-- start TASK DATA --

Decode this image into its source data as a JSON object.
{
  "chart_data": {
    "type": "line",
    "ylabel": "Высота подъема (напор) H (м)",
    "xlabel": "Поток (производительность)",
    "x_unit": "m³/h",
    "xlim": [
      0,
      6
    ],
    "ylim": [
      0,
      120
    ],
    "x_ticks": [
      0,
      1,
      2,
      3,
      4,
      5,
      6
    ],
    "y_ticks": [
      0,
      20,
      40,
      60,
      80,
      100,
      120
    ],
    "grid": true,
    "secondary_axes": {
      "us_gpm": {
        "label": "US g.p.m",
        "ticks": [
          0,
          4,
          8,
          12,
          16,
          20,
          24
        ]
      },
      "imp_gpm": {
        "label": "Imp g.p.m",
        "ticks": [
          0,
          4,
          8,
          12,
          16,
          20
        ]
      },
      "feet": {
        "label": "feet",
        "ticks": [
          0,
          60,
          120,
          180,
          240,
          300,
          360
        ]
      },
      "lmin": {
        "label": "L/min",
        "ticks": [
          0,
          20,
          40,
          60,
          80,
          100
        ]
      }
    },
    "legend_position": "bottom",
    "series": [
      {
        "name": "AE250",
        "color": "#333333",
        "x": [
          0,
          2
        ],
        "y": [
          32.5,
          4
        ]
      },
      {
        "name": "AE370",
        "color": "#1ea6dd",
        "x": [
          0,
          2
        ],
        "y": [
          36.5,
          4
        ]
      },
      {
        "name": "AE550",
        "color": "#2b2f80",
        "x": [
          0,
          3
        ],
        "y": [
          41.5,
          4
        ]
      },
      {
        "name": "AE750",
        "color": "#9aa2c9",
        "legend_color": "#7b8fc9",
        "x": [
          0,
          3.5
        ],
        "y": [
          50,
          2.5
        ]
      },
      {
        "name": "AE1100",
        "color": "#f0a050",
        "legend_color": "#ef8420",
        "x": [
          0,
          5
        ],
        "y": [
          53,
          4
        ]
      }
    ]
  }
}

-- end TASK DATA --

GIVEN INSTRUCTION: Using the listing, say how many lines include the word "name", and add nothing else.

TASK ANSWER: 5